Exercise aim —
Images appear in the records below; leave them out and repeat everything else exactly.

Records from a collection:
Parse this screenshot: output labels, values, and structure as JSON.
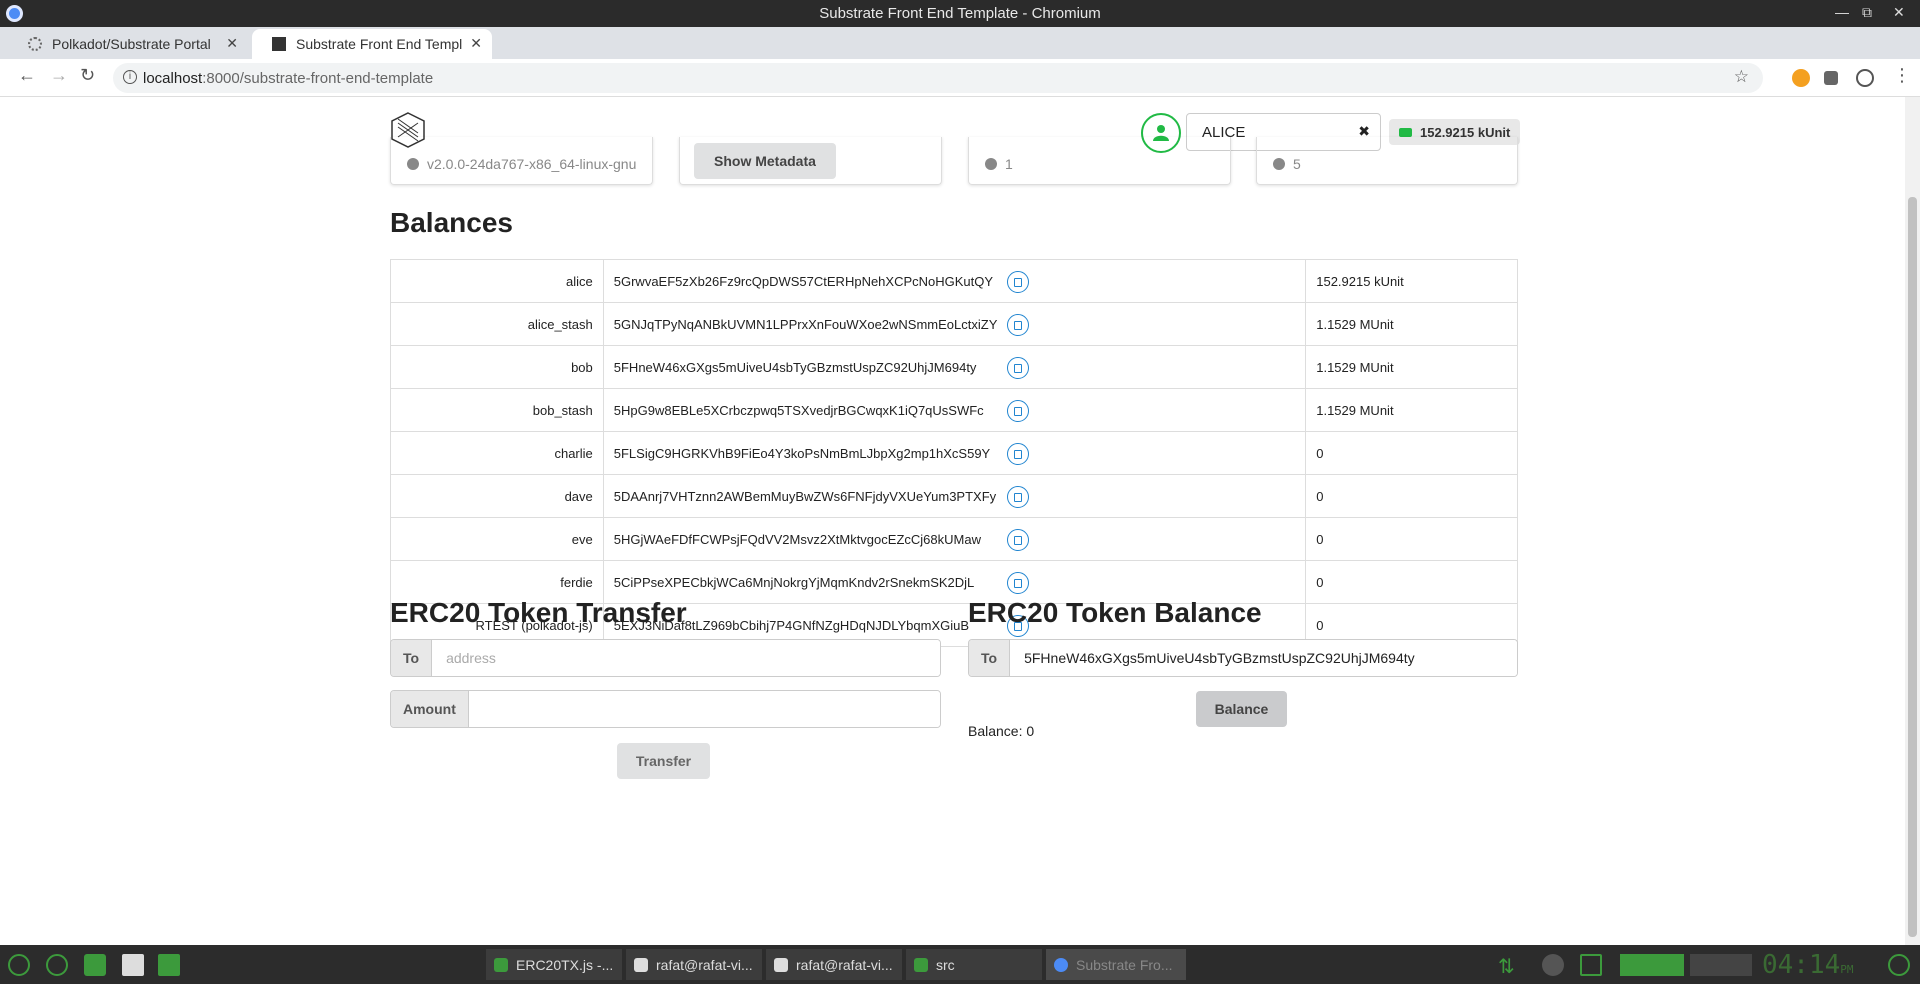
{
  "window": {
    "title": "Substrate Front End Template - Chromium"
  },
  "tabs": [
    {
      "label": "Polkadot/Substrate Portal"
    },
    {
      "label": "Substrate Front End Templ"
    }
  ],
  "address_bar": {
    "host": "localhost",
    "path": ":8000/substrate-front-end-template"
  },
  "header": {
    "account": "ALICE",
    "balance": "152.9215 kUnit"
  },
  "cards": {
    "version": "v2.0.0-24da767-x86_64-linux-gnu",
    "show_metadata": "Show Metadata",
    "block1": "1",
    "block2": "5"
  },
  "balances": {
    "title": "Balances",
    "rows": [
      {
        "name": "alice",
        "address": "5GrwvaEF5zXb26Fz9rcQpDWS57CtERHpNehXCPcNoHGKutQY",
        "balance": "152.9215 kUnit"
      },
      {
        "name": "alice_stash",
        "address": "5GNJqTPyNqANBkUVMN1LPPrxXnFouWXoe2wNSmmEoLctxiZY",
        "balance": "1.1529 MUnit"
      },
      {
        "name": "bob",
        "address": "5FHneW46xGXgs5mUiveU4sbTyGBzmstUspZC92UhjJM694ty",
        "balance": "1.1529 MUnit"
      },
      {
        "name": "bob_stash",
        "address": "5HpG9w8EBLe5XCrbczpwq5TSXvedjrBGCwqxK1iQ7qUsSWFc",
        "balance": "1.1529 MUnit"
      },
      {
        "name": "charlie",
        "address": "5FLSigC9HGRKVhB9FiEo4Y3koPsNmBmLJbpXg2mp1hXcS59Y",
        "balance": "0"
      },
      {
        "name": "dave",
        "address": "5DAAnrj7VHTznn2AWBemMuyBwZWs6FNFjdyVXUeYum3PTXFy",
        "balance": "0"
      },
      {
        "name": "eve",
        "address": "5HGjWAeFDfFCWPsjFQdVV2Msvz2XtMktvgocEZcCj68kUMaw",
        "balance": "0"
      },
      {
        "name": "ferdie",
        "address": "5CiPPseXPECbkjWCa6MnjNokrgYjMqmKndv2rSnekmSK2DjL",
        "balance": "0"
      },
      {
        "name": "RTEST (polkadot-js)",
        "address": "5EXJ3NiDaf8tLZ969bCbihj7P4GNfNZgHDqNJDLYbqmXGiuB",
        "balance": "0"
      }
    ]
  },
  "transfer": {
    "title": "ERC20 Token Transfer",
    "to_label": "To",
    "to_placeholder": "address",
    "amount_label": "Amount",
    "button": "Transfer"
  },
  "token_balance": {
    "title": "ERC20 Token Balance",
    "to_label": "To",
    "to_value": "5FHneW46xGXgs5mUiveU4sbTyGBzmstUspZC92UhjJM694ty",
    "button": "Balance",
    "result": "Balance: 0"
  },
  "taskbar": {
    "tasks": [
      {
        "label": "ERC20TX.js -..."
      },
      {
        "label": "rafat@rafat-vi..."
      },
      {
        "label": "rafat@rafat-vi..."
      },
      {
        "label": "src"
      },
      {
        "label": "Substrate Fro..."
      }
    ],
    "clock": "04:14",
    "ampm": "PM"
  },
  "colors": {
    "accent": "#2185d0",
    "positive": "#21ba45"
  }
}
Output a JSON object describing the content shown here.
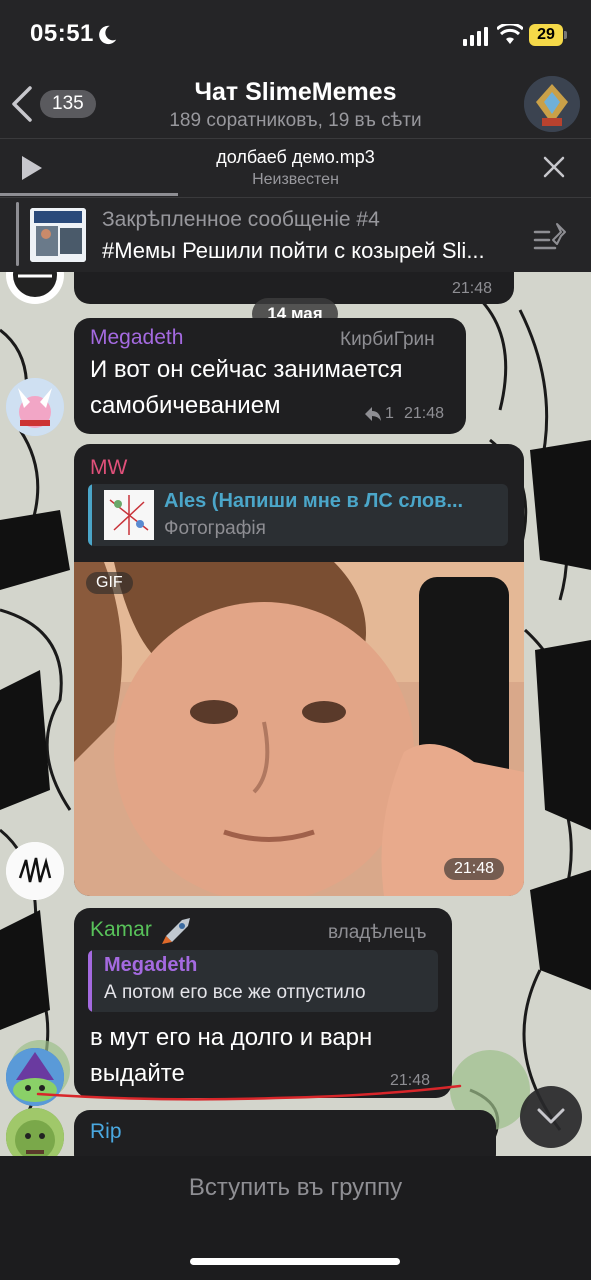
{
  "status_bar": {
    "time": "05:51",
    "battery": "29"
  },
  "header": {
    "back_count": "135",
    "title": "Чат SlimeMemes",
    "subtitle": "189 соратниковъ, 19 въ сѣти"
  },
  "player": {
    "track": "долбаеб демо.mp3",
    "artist": "Неизвестен"
  },
  "pinned": {
    "title": "Закрѣпленное сообщеніе #4",
    "text": "#Мемы Решили пойти с козырей Sli..."
  },
  "messages": {
    "first_time": "21:48",
    "date_label": "14 мая",
    "m1": {
      "sender": "Megadeth",
      "role": "КирбиГрин",
      "line1": "И вот он сейчас занимается",
      "line2": "самобичеванием",
      "reply_count": "1",
      "time": "21:48"
    },
    "m2": {
      "sender": "MW",
      "reply_sender": "Ales (Напиши мне в ЛС слов...",
      "reply_text": "Фотографія",
      "gif_label": "GIF",
      "time": "21:48"
    },
    "m3": {
      "sender": "Kamar",
      "role": "владѣлецъ",
      "reply_sender": "Megadeth",
      "reply_text": "А потом его все же отпустило",
      "line1": "в мут его на долго и варн",
      "line2": "выдайте",
      "time": "21:48"
    },
    "m4": {
      "sender": "Rip"
    }
  },
  "footer": {
    "join_label": "Вступить въ группу"
  },
  "colors": {
    "megadeth": "#a46ae0",
    "mw": "#e0507a",
    "ales": "#4ba6c9",
    "kamar": "#58c25a",
    "rip": "#4aa8e0"
  }
}
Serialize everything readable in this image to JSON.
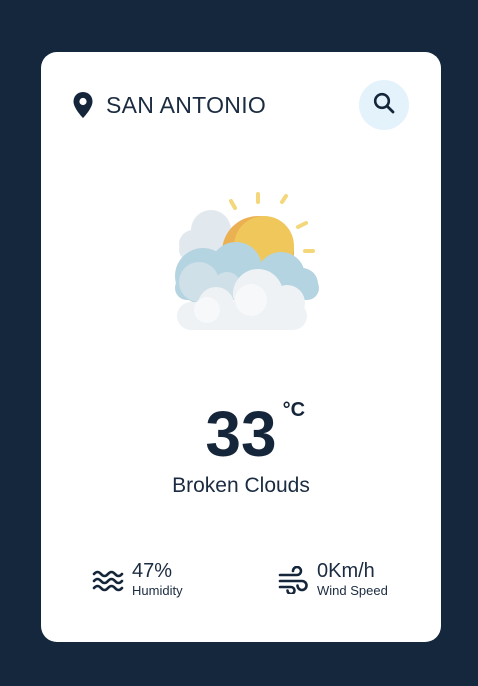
{
  "location": {
    "icon": "map-pin-icon",
    "city": "SAN ANTONIO"
  },
  "search": {
    "icon": "search-icon"
  },
  "weather": {
    "icon": "partly-cloudy-sun-icon",
    "temperature": "33",
    "unit": "°C",
    "description": "Broken Clouds"
  },
  "stats": {
    "humidity": {
      "icon": "waves-icon",
      "value": "47%",
      "label": "Humidity"
    },
    "wind": {
      "icon": "wind-icon",
      "value": "0Km/h",
      "label": "Wind Speed"
    }
  },
  "colors": {
    "background": "#15273d",
    "card": "#ffffff",
    "text": "#1b2b40",
    "search_bg": "#e3f2fb",
    "sun": "#f0c14b"
  }
}
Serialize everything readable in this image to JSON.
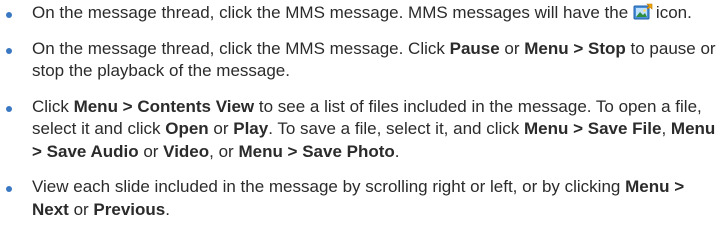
{
  "colors": {
    "bullet": "#3a78c2",
    "text": "#2b2b2b"
  },
  "icon": "mms-message-icon",
  "items": [
    {
      "segments": [
        {
          "t": "On the message thread, click the MMS message. MMS messages will have the",
          "b": false
        },
        {
          "icon": true
        },
        {
          "t": "icon.",
          "b": false
        }
      ]
    },
    {
      "segments": [
        {
          "t": "On the message thread, click the MMS message. Click ",
          "b": false
        },
        {
          "t": "Pause",
          "b": true
        },
        {
          "t": " or ",
          "b": false
        },
        {
          "t": "Menu > Stop",
          "b": true
        },
        {
          "t": " to pause or stop the playback of the message.",
          "b": false
        }
      ]
    },
    {
      "segments": [
        {
          "t": "Click ",
          "b": false
        },
        {
          "t": "Menu > Contents View",
          "b": true
        },
        {
          "t": " to see a list of files included in the message. To open a file, select it and click ",
          "b": false
        },
        {
          "t": "Open",
          "b": true
        },
        {
          "t": " or ",
          "b": false
        },
        {
          "t": "Play",
          "b": true
        },
        {
          "t": ". To save a file, select it, and click ",
          "b": false
        },
        {
          "t": "Menu > Save File",
          "b": true
        },
        {
          "t": ", ",
          "b": false
        },
        {
          "t": "Menu > Save Audio",
          "b": true
        },
        {
          "t": " or ",
          "b": false
        },
        {
          "t": "Video",
          "b": true
        },
        {
          "t": ", or ",
          "b": false
        },
        {
          "t": "Menu > Save Photo",
          "b": true
        },
        {
          "t": ".",
          "b": false
        }
      ]
    },
    {
      "segments": [
        {
          "t": "View each slide included in the message by scrolling right or left, or by clicking ",
          "b": false
        },
        {
          "t": "Menu > Next",
          "b": true
        },
        {
          "t": " or ",
          "b": false
        },
        {
          "t": "Previous",
          "b": true
        },
        {
          "t": ".",
          "b": false
        }
      ]
    }
  ]
}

Task response —
Parse this screenshot: output labels, values, and structure as JSON.
{
  "window": {
    "title": "Substrate Front End Template - Chromium"
  },
  "tabs": [
    {
      "label": "Polkadot/Substrate Portal"
    },
    {
      "label": "Substrate Front End Templ"
    }
  ],
  "address_bar": {
    "host": "localhost",
    "path": ":8000/substrate-front-end-template"
  },
  "header": {
    "account": "ALICE",
    "balance": "152.9215 kUnit"
  },
  "cards": {
    "version": "v2.0.0-24da767-x86_64-linux-gnu",
    "show_metadata": "Show Metadata",
    "block1": "1",
    "block2": "5"
  },
  "balances": {
    "title": "Balances",
    "rows": [
      {
        "name": "alice",
        "address": "5GrwvaEF5zXb26Fz9rcQpDWS57CtERHpNehXCPcNoHGKutQY",
        "balance": "152.9215 kUnit"
      },
      {
        "name": "alice_stash",
        "address": "5GNJqTPyNqANBkUVMN1LPPrxXnFouWXoe2wNSmmEoLctxiZY",
        "balance": "1.1529 MUnit"
      },
      {
        "name": "bob",
        "address": "5FHneW46xGXgs5mUiveU4sbTyGBzmstUspZC92UhjJM694ty",
        "balance": "1.1529 MUnit"
      },
      {
        "name": "bob_stash",
        "address": "5HpG9w8EBLe5XCrbczpwq5TSXvedjrBGCwqxK1iQ7qUsSWFc",
        "balance": "1.1529 MUnit"
      },
      {
        "name": "charlie",
        "address": "5FLSigC9HGRKVhB9FiEo4Y3koPsNmBmLJbpXg2mp1hXcS59Y",
        "balance": "0"
      },
      {
        "name": "dave",
        "address": "5DAAnrj7VHTznn2AWBemMuyBwZWs6FNFjdyVXUeYum3PTXFy",
        "balance": "0"
      },
      {
        "name": "eve",
        "address": "5HGjWAeFDfFCWPsjFQdVV2Msvz2XtMktvgocEZcCj68kUMaw",
        "balance": "0"
      },
      {
        "name": "ferdie",
        "address": "5CiPPseXPECbkjWCa6MnjNokrgYjMqmKndv2rSnekmSK2DjL",
        "balance": "0"
      },
      {
        "name": "RTEST (polkadot-js)",
        "address": "5EXJ3NiDaf8tLZ969bCbihj7P4GNfNZgHDqNJDLYbqmXGiuB",
        "balance": "0"
      }
    ]
  },
  "transfer": {
    "title": "ERC20 Token Transfer",
    "to_label": "To",
    "to_placeholder": "address",
    "amount_label": "Amount",
    "button": "Transfer"
  },
  "token_balance": {
    "title": "ERC20 Token Balance",
    "to_label": "To",
    "to_value": "5FHneW46xGXgs5mUiveU4sbTyGBzmstUspZC92UhjJM694ty",
    "button": "Balance",
    "result": "Balance: 0"
  },
  "taskbar": {
    "tasks": [
      {
        "label": "ERC20TX.js -..."
      },
      {
        "label": "rafat@rafat-vi..."
      },
      {
        "label": "rafat@rafat-vi..."
      },
      {
        "label": "src"
      },
      {
        "label": "Substrate Fro..."
      }
    ],
    "clock": "04:14",
    "ampm": "PM"
  },
  "colors": {
    "accent": "#2185d0",
    "positive": "#21ba45"
  }
}
Output a JSON object describing the content shown here.
{
  "status_bar": {
    "time": "05:51",
    "battery": "29"
  },
  "header": {
    "back_count": "135",
    "title": "Чат SlimeMemes",
    "subtitle": "189 соратниковъ, 19 въ сѣти"
  },
  "player": {
    "track": "долбаеб демо.mp3",
    "artist": "Неизвестен"
  },
  "pinned": {
    "title": "Закрѣпленное сообщеніе #4",
    "text": "#Мемы Решили пойти с козырей Sli..."
  },
  "messages": {
    "first_time": "21:48",
    "date_label": "14 мая",
    "m1": {
      "sender": "Megadeth",
      "role": "КирбиГрин",
      "line1": "И вот он сейчас занимается",
      "line2": "самобичеванием",
      "reply_count": "1",
      "time": "21:48"
    },
    "m2": {
      "sender": "MW",
      "reply_sender": "Ales (Напиши мне в ЛС слов...",
      "reply_text": "Фотографія",
      "gif_label": "GIF",
      "time": "21:48"
    },
    "m3": {
      "sender": "Kamar",
      "role": "владѣлецъ",
      "reply_sender": "Megadeth",
      "reply_text": "А потом его все же отпустило",
      "line1": "в мут его на долго и варн",
      "line2": "выдайте",
      "time": "21:48"
    },
    "m4": {
      "sender": "Rip"
    }
  },
  "footer": {
    "join_label": "Вступить въ группу"
  },
  "colors": {
    "megadeth": "#a46ae0",
    "mw": "#e0507a",
    "ales": "#4ba6c9",
    "kamar": "#58c25a",
    "rip": "#4aa8e0"
  }
}
Serialize everything readable in this image to JSON.
{
  "location": {
    "icon": "map-pin-icon",
    "city": "SAN ANTONIO"
  },
  "search": {
    "icon": "search-icon"
  },
  "weather": {
    "icon": "partly-cloudy-sun-icon",
    "temperature": "33",
    "unit": "°C",
    "description": "Broken Clouds"
  },
  "stats": {
    "humidity": {
      "icon": "waves-icon",
      "value": "47%",
      "label": "Humidity"
    },
    "wind": {
      "icon": "wind-icon",
      "value": "0Km/h",
      "label": "Wind Speed"
    }
  },
  "colors": {
    "background": "#15273d",
    "card": "#ffffff",
    "text": "#1b2b40",
    "search_bg": "#e3f2fb",
    "sun": "#f0c14b"
  }
}
Serialize everything readable in this image to JSON.
{
  "colors": {
    "bullet": "#3a78c2",
    "text": "#2b2b2b"
  },
  "icon": "mms-message-icon",
  "items": [
    {
      "segments": [
        {
          "t": "On the message thread, click the MMS message. MMS messages will have the",
          "b": false
        },
        {
          "icon": true
        },
        {
          "t": "icon.",
          "b": false
        }
      ]
    },
    {
      "segments": [
        {
          "t": "On the message thread, click the MMS message. Click ",
          "b": false
        },
        {
          "t": "Pause",
          "b": true
        },
        {
          "t": " or ",
          "b": false
        },
        {
          "t": "Menu > Stop",
          "b": true
        },
        {
          "t": " to pause or stop the playback of the message.",
          "b": false
        }
      ]
    },
    {
      "segments": [
        {
          "t": "Click ",
          "b": false
        },
        {
          "t": "Menu > Contents View",
          "b": true
        },
        {
          "t": " to see a list of files included in the message. To open a file, select it and click ",
          "b": false
        },
        {
          "t": "Open",
          "b": true
        },
        {
          "t": " or ",
          "b": false
        },
        {
          "t": "Play",
          "b": true
        },
        {
          "t": ". To save a file, select it, and click ",
          "b": false
        },
        {
          "t": "Menu > Save File",
          "b": true
        },
        {
          "t": ", ",
          "b": false
        },
        {
          "t": "Menu > Save Audio",
          "b": true
        },
        {
          "t": " or ",
          "b": false
        },
        {
          "t": "Video",
          "b": true
        },
        {
          "t": ", or ",
          "b": false
        },
        {
          "t": "Menu > Save Photo",
          "b": true
        },
        {
          "t": ".",
          "b": false
        }
      ]
    },
    {
      "segments": [
        {
          "t": "View each slide included in the message by scrolling right or left, or by clicking ",
          "b": false
        },
        {
          "t": "Menu > Next",
          "b": true
        },
        {
          "t": " or ",
          "b": false
        },
        {
          "t": "Previous",
          "b": true
        },
        {
          "t": ".",
          "b": false
        }
      ]
    }
  ]
}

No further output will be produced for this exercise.